Un cas inhabituel de grippe aviaire chez les bovins laitiers a récemment été signalé aux Pays-Bas. Une vache laitière a, en effet, été identifiée comme porteuse d’anticorps contre le virus de la grippe aviaire, indiquant une infection antérieure.
À ce stade, les autorités sanitaires néerlandaises se veulent rassurantes : aucun signe de circulation active du virus n’a été détecté au sein du cheptel concerné ni dans d’autres exploitations laitières.
Des symptômes parfois discrets chez les vaches
Chez les bovins laitiers, une infection par la grippe aviaire peut se manifester par une baisse de la production de lait, de la fièvre, une perte d’appétit ainsi qu’un lait épaissi et décoloré. Dans la majorité des cas, les vaches infectées se rétablissent et retrouvent progressivement leur niveau de production antérieur. Certaines infections peuvent toutefois rester asymptomatiques, bien que la vache excrète malgré tout le virus.

◆ Données extraites:
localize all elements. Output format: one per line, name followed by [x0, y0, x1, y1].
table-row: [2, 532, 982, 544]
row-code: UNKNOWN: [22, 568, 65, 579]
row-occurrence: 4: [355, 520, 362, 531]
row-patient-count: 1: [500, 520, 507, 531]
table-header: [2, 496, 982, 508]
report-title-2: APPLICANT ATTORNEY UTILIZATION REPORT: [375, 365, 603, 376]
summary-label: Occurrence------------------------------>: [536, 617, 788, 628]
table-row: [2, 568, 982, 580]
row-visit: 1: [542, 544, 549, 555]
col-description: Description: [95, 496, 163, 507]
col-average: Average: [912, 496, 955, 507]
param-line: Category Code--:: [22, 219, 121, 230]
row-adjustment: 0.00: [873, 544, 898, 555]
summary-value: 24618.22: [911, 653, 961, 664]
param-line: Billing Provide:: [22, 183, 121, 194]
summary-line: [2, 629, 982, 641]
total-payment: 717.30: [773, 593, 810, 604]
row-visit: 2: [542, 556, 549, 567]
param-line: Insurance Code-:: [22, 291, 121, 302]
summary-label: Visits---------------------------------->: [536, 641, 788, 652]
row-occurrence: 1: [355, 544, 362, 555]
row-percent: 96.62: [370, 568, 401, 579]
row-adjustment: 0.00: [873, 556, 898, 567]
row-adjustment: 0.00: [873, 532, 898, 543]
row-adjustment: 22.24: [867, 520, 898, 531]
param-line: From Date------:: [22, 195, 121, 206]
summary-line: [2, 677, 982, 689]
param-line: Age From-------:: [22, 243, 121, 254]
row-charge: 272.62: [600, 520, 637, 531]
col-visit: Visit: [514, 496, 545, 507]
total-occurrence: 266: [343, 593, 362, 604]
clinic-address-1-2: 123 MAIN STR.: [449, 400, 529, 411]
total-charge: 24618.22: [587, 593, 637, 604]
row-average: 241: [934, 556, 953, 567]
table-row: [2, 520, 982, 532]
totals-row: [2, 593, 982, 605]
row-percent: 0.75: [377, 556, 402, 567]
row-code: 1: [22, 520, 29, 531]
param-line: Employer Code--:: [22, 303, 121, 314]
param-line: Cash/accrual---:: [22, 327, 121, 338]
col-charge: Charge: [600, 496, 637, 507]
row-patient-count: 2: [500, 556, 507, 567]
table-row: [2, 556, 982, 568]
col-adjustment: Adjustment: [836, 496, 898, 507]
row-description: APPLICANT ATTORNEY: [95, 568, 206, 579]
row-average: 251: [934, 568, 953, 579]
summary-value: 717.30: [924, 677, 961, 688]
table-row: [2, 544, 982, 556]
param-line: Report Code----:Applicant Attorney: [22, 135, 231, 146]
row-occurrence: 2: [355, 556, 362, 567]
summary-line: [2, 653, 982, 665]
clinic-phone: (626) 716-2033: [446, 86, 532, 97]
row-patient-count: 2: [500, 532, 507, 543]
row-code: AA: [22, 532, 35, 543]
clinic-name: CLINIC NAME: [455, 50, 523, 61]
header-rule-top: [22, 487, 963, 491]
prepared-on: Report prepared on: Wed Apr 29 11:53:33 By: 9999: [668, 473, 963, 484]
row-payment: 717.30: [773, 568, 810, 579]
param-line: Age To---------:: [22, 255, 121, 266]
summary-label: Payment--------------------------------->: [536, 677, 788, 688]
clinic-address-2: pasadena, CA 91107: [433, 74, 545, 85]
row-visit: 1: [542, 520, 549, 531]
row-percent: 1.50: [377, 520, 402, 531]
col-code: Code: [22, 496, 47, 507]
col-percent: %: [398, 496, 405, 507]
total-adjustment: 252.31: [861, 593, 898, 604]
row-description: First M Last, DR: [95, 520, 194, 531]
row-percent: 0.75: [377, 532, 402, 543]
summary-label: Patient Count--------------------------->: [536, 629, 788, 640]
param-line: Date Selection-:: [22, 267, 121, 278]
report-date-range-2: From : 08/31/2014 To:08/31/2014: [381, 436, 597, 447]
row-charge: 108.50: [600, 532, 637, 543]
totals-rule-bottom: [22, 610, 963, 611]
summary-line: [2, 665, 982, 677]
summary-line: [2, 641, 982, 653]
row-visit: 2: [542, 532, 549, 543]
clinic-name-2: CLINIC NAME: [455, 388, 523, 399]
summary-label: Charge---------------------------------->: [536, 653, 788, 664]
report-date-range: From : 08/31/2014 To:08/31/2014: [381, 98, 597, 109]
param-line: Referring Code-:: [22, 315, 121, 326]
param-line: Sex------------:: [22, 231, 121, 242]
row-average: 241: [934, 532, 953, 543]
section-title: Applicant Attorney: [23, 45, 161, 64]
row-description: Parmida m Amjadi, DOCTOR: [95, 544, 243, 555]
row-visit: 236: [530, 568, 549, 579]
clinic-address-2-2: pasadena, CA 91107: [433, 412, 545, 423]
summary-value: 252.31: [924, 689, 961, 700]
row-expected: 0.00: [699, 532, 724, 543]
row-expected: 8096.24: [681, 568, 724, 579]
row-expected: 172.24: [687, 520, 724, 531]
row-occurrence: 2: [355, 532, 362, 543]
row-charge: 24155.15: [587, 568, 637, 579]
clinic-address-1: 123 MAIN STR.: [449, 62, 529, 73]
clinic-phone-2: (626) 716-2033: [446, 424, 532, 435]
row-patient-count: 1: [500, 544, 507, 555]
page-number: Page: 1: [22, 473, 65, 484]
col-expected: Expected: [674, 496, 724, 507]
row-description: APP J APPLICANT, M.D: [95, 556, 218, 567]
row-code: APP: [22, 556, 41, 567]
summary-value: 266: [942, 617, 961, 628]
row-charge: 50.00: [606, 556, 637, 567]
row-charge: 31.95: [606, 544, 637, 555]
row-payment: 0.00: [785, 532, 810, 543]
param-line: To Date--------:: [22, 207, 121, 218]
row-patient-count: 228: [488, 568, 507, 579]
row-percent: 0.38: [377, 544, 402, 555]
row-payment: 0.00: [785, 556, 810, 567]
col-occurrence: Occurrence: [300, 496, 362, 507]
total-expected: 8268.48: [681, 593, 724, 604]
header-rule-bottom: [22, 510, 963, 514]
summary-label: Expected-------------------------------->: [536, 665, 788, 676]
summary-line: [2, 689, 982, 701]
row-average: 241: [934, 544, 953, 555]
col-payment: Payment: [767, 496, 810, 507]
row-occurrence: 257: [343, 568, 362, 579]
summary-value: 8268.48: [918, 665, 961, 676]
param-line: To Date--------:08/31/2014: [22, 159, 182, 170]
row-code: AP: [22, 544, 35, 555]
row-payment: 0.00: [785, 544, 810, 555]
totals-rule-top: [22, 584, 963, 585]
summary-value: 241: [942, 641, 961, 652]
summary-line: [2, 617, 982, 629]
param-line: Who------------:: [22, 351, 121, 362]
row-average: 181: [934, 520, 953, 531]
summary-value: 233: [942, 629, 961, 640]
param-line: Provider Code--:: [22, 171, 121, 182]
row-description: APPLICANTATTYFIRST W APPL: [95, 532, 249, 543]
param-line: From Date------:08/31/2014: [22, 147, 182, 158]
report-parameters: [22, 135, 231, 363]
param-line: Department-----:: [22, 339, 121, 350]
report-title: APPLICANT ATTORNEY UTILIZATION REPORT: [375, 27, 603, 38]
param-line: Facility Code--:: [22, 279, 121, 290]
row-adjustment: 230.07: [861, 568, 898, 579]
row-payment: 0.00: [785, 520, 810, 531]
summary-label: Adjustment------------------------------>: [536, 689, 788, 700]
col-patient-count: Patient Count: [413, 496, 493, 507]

◆ Questions à traiter:
1. Indiquez si chacune des affirmations suivantes concorde avec le texte sur la grippe aviaire chez les vaches laitières : (a) la vache identifiée portait des anticorps contre le virus de la grippe aviaire ; (b) une circulation active du virus a été détectée dans d’autres exploitations laitières ; (c) une vache infectée sans symptômes peut tout de même excréter le virus. Répondez par oui ou par non en citant à chaque fois les mots décisifs du texte.
2. D’après le texte sur la grippe aviaire chez les vaches laitières, par quels signes une infection peut-elle se manifester chez ces animaux ?
3. Poursuivez le texte sur la grippe aviaire chez les vaches laitières à la suite de sa dernière phrase.

◆ Réponses attendues:
1.
(a) Oui : « Une vache laitière a, en effet, été identifiée comme porteuse d’anticorps contre le virus de la grippe aviaire ».
(b) Non : « aucun signe de circulation active du virus n’a été détecté au sein du cheptel concerné ni dans d’autres exploitations laitières ».
(c) Oui : « Certaines infections peuvent toutefois rester asymptomatiques, bien que la vache excrète malgré tout le virus. »

2. Elle peut se manifester par une baisse de la production de lait, de la fièvre, une perte d’appétit ainsi qu’un lait épaissi et décoloré.

3.
Le virus est principalement excrété par le lait. Cependant, les autorités rappellent que la pasteurisation du lait inactive complètement le virus de la grippe aviaire. Le lait pasteurisé est donc sûr pour la consommation humaine et ne présente aucun risque pour la santé publique ni pour la propagation du virus. En revanche, la consommation de lait cru et de produits à base de lait cru provenant de vaches infectées est fortement déconseillée.
Un signalement initial impliquant des chats
L’enquête a débuté le 24 décembre 2025, lorsque l’Autorité néerlandaise de sécurité des aliments et des produits de consommation (NVWA) a reçu un signalement concernant deux chats malades. L’un d’eux a été testé positif à la grippe aviaire et est décédé le 26 décembre 2025, tandis que le second s’est révélé négatif et a complètement guéri. Une enquête de source et de contacts a ensuite permis d’établir un lien avec une exploitation laitière.
Dépistage et analyses rassurantes
Le 15 janvier, l’ensemble du cheptel laitier de cette exploitation a été soumis à un dépistage. Des échantillons de lait ont été prélevés sur plusieurs vaches, ainsi qu’un échantillon de lait de tank. Aucun animal ne présentait de signes cliniques au moment des prélèvements. Les tests PCR, destinés à détecter la présence du virus dans le lait, se sont tous révélés négatifs, tant pour les échantillons individuels que pour le lait de tank. Ces résultats indiquent l’absence de virus actif au sein du cheptel.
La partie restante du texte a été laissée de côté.